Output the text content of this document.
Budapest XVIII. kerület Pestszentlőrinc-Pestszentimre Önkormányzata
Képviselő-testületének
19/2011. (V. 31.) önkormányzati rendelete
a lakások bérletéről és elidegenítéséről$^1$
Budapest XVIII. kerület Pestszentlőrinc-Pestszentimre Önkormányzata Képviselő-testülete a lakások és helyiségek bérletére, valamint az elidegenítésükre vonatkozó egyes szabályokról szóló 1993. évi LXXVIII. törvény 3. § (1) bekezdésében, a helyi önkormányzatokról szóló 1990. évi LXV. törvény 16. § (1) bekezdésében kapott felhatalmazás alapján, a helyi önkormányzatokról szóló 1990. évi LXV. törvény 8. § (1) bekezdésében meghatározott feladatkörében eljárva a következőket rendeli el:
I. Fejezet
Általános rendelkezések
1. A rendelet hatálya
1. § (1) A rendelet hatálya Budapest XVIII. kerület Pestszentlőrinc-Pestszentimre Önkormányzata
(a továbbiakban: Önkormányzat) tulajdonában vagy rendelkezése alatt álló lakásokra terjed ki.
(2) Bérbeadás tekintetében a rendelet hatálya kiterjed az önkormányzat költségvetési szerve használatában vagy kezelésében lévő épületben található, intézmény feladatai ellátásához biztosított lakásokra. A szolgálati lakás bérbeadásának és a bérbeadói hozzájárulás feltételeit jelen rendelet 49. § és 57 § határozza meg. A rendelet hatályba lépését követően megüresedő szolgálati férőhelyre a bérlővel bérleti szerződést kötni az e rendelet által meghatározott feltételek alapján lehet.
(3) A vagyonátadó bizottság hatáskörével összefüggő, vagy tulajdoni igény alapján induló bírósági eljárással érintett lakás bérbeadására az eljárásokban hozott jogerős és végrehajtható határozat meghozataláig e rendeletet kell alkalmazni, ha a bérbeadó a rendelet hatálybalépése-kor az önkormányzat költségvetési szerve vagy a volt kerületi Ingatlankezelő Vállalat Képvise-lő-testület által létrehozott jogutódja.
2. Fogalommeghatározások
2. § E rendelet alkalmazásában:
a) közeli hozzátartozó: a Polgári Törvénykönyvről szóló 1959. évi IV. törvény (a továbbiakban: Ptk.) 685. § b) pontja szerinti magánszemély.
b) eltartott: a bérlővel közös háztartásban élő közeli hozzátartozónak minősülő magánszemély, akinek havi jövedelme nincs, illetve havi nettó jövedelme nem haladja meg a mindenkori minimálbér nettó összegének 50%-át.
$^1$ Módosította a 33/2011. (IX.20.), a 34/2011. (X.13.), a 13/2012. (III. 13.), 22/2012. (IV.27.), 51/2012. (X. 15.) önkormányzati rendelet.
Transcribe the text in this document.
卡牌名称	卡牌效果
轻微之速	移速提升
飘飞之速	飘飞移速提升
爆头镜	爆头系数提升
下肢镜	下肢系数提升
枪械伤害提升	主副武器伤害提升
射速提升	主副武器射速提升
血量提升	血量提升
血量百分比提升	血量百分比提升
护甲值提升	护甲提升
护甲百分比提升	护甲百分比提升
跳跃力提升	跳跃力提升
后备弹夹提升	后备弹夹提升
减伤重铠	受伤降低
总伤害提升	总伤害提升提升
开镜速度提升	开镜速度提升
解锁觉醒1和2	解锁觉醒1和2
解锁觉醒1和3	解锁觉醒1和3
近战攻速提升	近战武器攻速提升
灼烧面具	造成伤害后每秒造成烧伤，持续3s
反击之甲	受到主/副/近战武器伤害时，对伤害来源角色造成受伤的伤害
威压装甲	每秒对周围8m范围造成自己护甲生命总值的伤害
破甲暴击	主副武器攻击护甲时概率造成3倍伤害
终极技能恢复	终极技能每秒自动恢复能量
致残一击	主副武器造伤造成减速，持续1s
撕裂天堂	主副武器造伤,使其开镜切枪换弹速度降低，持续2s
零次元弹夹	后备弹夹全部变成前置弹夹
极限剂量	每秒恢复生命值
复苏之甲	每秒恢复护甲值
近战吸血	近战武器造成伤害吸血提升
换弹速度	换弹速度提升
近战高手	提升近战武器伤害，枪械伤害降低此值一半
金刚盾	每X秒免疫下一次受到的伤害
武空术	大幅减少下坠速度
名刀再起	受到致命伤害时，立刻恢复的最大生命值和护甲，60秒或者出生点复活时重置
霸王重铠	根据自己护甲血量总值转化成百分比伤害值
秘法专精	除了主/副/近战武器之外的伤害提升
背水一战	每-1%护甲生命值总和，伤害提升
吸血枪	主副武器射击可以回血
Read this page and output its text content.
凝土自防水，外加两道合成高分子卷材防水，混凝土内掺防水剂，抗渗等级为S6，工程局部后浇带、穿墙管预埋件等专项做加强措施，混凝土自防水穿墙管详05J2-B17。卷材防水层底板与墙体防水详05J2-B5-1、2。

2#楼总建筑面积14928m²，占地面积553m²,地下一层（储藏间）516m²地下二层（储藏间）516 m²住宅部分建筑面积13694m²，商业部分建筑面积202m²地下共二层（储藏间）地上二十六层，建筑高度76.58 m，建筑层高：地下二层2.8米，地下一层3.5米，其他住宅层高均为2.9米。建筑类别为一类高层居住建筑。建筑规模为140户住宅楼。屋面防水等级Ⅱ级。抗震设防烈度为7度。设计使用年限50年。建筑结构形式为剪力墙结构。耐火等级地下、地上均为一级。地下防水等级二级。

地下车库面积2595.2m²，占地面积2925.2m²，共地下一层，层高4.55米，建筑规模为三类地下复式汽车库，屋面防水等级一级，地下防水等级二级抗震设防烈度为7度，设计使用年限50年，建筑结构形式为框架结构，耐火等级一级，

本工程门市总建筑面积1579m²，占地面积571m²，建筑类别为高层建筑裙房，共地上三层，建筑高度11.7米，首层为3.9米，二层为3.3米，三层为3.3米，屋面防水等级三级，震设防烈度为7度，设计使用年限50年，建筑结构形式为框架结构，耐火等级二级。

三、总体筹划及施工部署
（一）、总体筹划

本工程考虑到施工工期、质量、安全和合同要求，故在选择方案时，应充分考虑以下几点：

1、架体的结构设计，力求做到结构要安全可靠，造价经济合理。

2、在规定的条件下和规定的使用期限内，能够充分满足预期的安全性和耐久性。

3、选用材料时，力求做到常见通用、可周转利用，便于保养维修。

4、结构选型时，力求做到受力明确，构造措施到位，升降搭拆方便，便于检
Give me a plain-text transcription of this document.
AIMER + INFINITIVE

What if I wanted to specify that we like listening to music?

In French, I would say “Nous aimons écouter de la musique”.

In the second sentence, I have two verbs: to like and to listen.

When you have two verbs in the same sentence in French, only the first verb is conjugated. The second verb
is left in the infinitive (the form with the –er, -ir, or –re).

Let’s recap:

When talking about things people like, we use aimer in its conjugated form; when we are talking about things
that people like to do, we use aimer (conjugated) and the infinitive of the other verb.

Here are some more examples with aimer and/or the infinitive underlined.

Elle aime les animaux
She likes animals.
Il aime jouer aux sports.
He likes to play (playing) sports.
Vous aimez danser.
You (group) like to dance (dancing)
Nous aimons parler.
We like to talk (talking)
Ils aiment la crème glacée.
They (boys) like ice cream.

◇ ◇ ◇ ◇

What you need to do >> Set down all of the records shown above once more, exactly.

The result >>
Output the text content of this document.
Budapest XVIII. kerület Pestszentlőrinc-Pestszentimre Önkormányzata
Képviselő-testületének
19/2011. (V. 31.) önkormányzati rendelete
a lakások bérletéről és elidegenítéséről$^1$
Budapest XVIII. kerület Pestszentlőrinc-Pestszentimre Önkormányzata Képviselő-testülete a lakások és helyiségek bérletére, valamint az elidegenítésükre vonatkozó egyes szabályokról szóló 1993. évi LXXVIII. törvény 3. § (1) bekezdésében, a helyi önkormányzatokról szóló 1990. évi LXV. törvény 16. § (1) bekezdésében kapott felhatalmazás alapján, a helyi önkormányzatokról szóló 1990. évi LXV. törvény 8. § (1) bekezdésében meghatározott feladatkörében eljárva a következőket rendeli el:
I. Fejezet
Általános rendelkezések
1. A rendelet hatálya
1. § (1) A rendelet hatálya Budapest XVIII. kerület Pestszentlőrinc-Pestszentimre Önkormányzata
(a továbbiakban: Önkormányzat) tulajdonában vagy rendelkezése alatt álló lakásokra terjed ki.
(2) Bérbeadás tekintetében a rendelet hatálya kiterjed az önkormányzat költségvetési szerve használatában vagy kezelésében lévő épületben található, intézmény feladatai ellátásához biztosított lakásokra. A szolgálati lakás bérbeadásának és a bérbeadói hozzájárulás feltételeit jelen rendelet 49. § és 57 § határozza meg. A rendelet hatályba lépését követően megüresedő szolgálati férőhelyre a bérlővel bérleti szerződést kötni az e rendelet által meghatározott feltételek alapján lehet.
(3) A vagyonátadó bizottság hatáskörével összefüggő, vagy tulajdoni igény alapján induló bírósági eljárással érintett lakás bérbeadására az eljárásokban hozott jogerős és végrehajtható határozat meghozataláig e rendeletet kell alkalmazni, ha a bérbeadó a rendelet hatálybalépése-kor az önkormányzat költségvetési szerve vagy a volt kerületi Ingatlankezelő Vállalat Képvise-lő-testület által létrehozott jogutódja.
2. Fogalommeghatározások
2. § E rendelet alkalmazásában:
a) közeli hozzátartozó: a Polgári Törvénykönyvről szóló 1959. évi IV. törvény (a továbbiakban: Ptk.) 685. § b) pontja szerinti magánszemély.
b) eltartott: a bérlővel közös háztartásban élő közeli hozzátartozónak minősülő magánszemély, akinek havi jövedelme nincs, illetve havi nettó jövedelme nem haladja meg a mindenkori minimálbér nettó összegének 50%-át.
$^1$ Módosította a 33/2011. (IX.20.), a 34/2011. (X.13.), a 13/2012. (III. 13.), 22/2012. (IV.27.), 51/2012. (X. 15.) önkormányzati rendelet.
Transcribe the text in this document.
卡牌名称	卡牌效果
轻微之速	移速提升
飘飞之速	飘飞移速提升
爆头镜	爆头系数提升
下肢镜	下肢系数提升
枪械伤害提升	主副武器伤害提升
射速提升	主副武器射速提升
血量提升	血量提升
血量百分比提升	血量百分比提升
护甲值提升	护甲提升
护甲百分比提升	护甲百分比提升
跳跃力提升	跳跃力提升
后备弹夹提升	后备弹夹提升
减伤重铠	受伤降低
总伤害提升	总伤害提升提升
开镜速度提升	开镜速度提升
解锁觉醒1和2	解锁觉醒1和2
解锁觉醒1和3	解锁觉醒1和3
近战攻速提升	近战武器攻速提升
灼烧面具	造成伤害后每秒造成烧伤，持续3s
反击之甲	受到主/副/近战武器伤害时，对伤害来源角色造成受伤的伤害
威压装甲	每秒对周围8m范围造成自己护甲生命总值的伤害
破甲暴击	主副武器攻击护甲时概率造成3倍伤害
终极技能恢复	终极技能每秒自动恢复能量
致残一击	主副武器造伤造成减速，持续1s
撕裂天堂	主副武器造伤,使其开镜切枪换弹速度降低，持续2s
零次元弹夹	后备弹夹全部变成前置弹夹
极限剂量	每秒恢复生命值
复苏之甲	每秒恢复护甲值
近战吸血	近战武器造成伤害吸血提升
换弹速度	换弹速度提升
近战高手	提升近战武器伤害，枪械伤害降低此值一半
金刚盾	每X秒免疫下一次受到的伤害
武空术	大幅减少下坠速度
名刀再起	受到致命伤害时，立刻恢复的最大生命值和护甲，60秒或者出生点复活时重置
霸王重铠	根据自己护甲血量总值转化成百分比伤害值
秘法专精	除了主/副/近战武器之外的伤害提升
背水一战	每-1%护甲生命值总和，伤害提升
吸血枪	主副武器射击可以回血
Read this page and output its text content.
凝土自防水，外加两道合成高分子卷材防水，混凝土内掺防水剂，抗渗等级为S6，工程局部后浇带、穿墙管预埋件等专项做加强措施，混凝土自防水穿墙管详05J2-B17。卷材防水层底板与墙体防水详05J2-B5-1、2。

2#楼总建筑面积14928m²，占地面积553m²,地下一层（储藏间）516m²地下二层（储藏间）516 m²住宅部分建筑面积13694m²，商业部分建筑面积202m²地下共二层（储藏间）地上二十六层，建筑高度76.58 m，建筑层高：地下二层2.8米，地下一层3.5米，其他住宅层高均为2.9米。建筑类别为一类高层居住建筑。建筑规模为140户住宅楼。屋面防水等级Ⅱ级。抗震设防烈度为7度。设计使用年限50年。建筑结构形式为剪力墙结构。耐火等级地下、地上均为一级。地下防水等级二级。

地下车库面积2595.2m²，占地面积2925.2m²，共地下一层，层高4.55米，建筑规模为三类地下复式汽车库，屋面防水等级一级，地下防水等级二级抗震设防烈度为7度，设计使用年限50年，建筑结构形式为框架结构，耐火等级一级，

本工程门市总建筑面积1579m²，占地面积571m²，建筑类别为高层建筑裙房，共地上三层，建筑高度11.7米，首层为3.9米，二层为3.3米，三层为3.3米，屋面防水等级三级，震设防烈度为7度，设计使用年限50年，建筑结构形式为框架结构，耐火等级二级。

三、总体筹划及施工部署
（一）、总体筹划

本工程考虑到施工工期、质量、安全和合同要求，故在选择方案时，应充分考虑以下几点：

1、架体的结构设计，力求做到结构要安全可靠，造价经济合理。

2、在规定的条件下和规定的使用期限内，能够充分满足预期的安全性和耐久性。

3、选用材料时，力求做到常见通用、可周转利用，便于保养维修。

4、结构选型时，力求做到受力明确，构造措施到位，升降搭拆方便，便于检
Give me a plain-text transcription of this document.
AIMER + INFINITIVE

What if I wanted to specify that we like listening to music?

In French, I would say “Nous aimons écouter de la musique”.

In the second sentence, I have two verbs: to like and to listen.

When you have two verbs in the same sentence in French, only the first verb is conjugated. The second verb
is left in the infinitive (the form with the –er, -ir, or –re).

Let’s recap:

When talking about things people like, we use aimer in its conjugated form; when we are talking about things
that people like to do, we use aimer (conjugated) and the infinitive of the other verb.

Here are some more examples with aimer and/or the infinitive underlined.

Elle aime les animaux
She likes animals.
Il aime jouer aux sports.
He likes to play (playing) sports.
Vous aimez danser.
You (group) like to dance (dancing)
Nous aimons parler.
We like to talk (talking)
Ils aiment la crème glacée.
They (boys) like ice cream.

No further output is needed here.